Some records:
——

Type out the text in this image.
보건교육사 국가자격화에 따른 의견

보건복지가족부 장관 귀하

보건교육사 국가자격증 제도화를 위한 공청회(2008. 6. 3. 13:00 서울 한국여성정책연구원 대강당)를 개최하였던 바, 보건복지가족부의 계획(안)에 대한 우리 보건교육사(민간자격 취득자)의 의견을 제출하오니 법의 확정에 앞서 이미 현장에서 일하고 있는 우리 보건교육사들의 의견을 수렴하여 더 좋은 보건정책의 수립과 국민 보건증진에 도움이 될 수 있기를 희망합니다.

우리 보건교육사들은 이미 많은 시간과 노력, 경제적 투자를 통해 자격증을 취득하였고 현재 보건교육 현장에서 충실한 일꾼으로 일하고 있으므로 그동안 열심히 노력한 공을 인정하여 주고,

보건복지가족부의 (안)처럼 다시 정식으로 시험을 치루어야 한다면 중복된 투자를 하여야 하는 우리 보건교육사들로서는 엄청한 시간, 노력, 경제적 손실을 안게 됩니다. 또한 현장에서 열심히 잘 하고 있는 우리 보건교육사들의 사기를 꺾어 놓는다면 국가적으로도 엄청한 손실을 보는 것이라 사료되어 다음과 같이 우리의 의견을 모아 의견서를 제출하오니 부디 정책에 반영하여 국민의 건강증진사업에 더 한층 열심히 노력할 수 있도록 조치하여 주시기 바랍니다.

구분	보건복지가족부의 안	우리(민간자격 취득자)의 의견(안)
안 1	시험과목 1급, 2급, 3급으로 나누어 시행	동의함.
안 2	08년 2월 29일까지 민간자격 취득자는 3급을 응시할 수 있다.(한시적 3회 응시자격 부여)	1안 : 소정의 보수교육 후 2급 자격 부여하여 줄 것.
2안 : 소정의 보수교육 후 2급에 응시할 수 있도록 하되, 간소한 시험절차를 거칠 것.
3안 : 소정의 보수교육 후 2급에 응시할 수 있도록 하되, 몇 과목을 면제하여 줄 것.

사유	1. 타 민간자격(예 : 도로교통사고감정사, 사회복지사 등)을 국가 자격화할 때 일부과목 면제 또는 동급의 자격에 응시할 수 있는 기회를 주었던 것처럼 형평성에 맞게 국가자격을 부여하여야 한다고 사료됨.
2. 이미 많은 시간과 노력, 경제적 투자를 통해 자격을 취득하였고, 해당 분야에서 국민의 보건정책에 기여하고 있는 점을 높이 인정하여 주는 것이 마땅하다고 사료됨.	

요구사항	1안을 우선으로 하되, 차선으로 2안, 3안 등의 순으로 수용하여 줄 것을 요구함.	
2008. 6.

——

From the first line to the last, please quote the material above exactly.

**Output of the task:**
Type out the text in this image.
보건교육사 국가자격화에 따른 의견

보건복지가족부 장관 귀하

보건교육사 국가자격증 제도화를 위한 공청회(2008. 6. 3. 13:00 서울 한국여성정책연구원 대강당)를 개최하였던 바, 보건복지가족부의 계획(안)에 대한 우리 보건교육사(민간자격 취득자)의 의견을 제출하오니 법의 확정에 앞서 이미 현장에서 일하고 있는 우리 보건교육사들의 의견을 수렴하여 더 좋은 보건정책의 수립과 국민 보건증진에 도움이 될 수 있기를 희망합니다.

우리 보건교육사들은 이미 많은 시간과 노력, 경제적 투자를 통해 자격증을 취득하였고 현재 보건교육 현장에서 충실한 일꾼으로 일하고 있으므로 그동안 열심히 노력한 공을 인정하여 주고,

보건복지가족부의 (안)처럼 다시 정식으로 시험을 치루어야 한다면 중복된 투자를 하여야 하는 우리 보건교육사들로서는 엄청한 시간, 노력, 경제적 손실을 안게 됩니다. 또한 현장에서 열심히 잘 하고 있는 우리 보건교육사들의 사기를 꺾어 놓는다면 국가적으로도 엄청한 손실을 보는 것이라 사료되어 다음과 같이 우리의 의견을 모아 의견서를 제출하오니 부디 정책에 반영하여 국민의 건강증진사업에 더 한층 열심히 노력할 수 있도록 조치하여 주시기 바랍니다.

구분	보건복지가족부의 안	우리(민간자격 취득자)의 의견(안)
안 1	시험과목 1급, 2급, 3급으로 나누어 시행	동의함.
안 2	08년 2월 29일까지 민간자격 취득자는 3급을 응시할 수 있다.(한시적 3회 응시자격 부여)	1안 : 소정의 보수교육 후 2급 자격 부여하여 줄 것.
2안 : 소정의 보수교육 후 2급에 응시할 수 있도록 하되, 간소한 시험절차를 거칠 것.
3안 : 소정의 보수교육 후 2급에 응시할 수 있도록 하되, 몇 과목을 면제하여 줄 것.

사유	1. 타 민간자격(예 : 도로교통사고감정사, 사회복지사 등)을 국가 자격화할 때 일부과목 면제 또는 동급의 자격에 응시할 수 있는 기회를 주었던 것처럼 형평성에 맞게 국가자격을 부여하여야 한다고 사료됨.
2. 이미 많은 시간과 노력, 경제적 투자를 통해 자격을 취득하였고, 해당 분야에서 국민의 보건정책에 기여하고 있는 점을 높이 인정하여 주는 것이 마땅하다고 사료됨.	

요구사항	1안을 우선으로 하되, 차선으로 2안, 3안 등의 순으로 수용하여 줄 것을 요구함.	
2008. 6.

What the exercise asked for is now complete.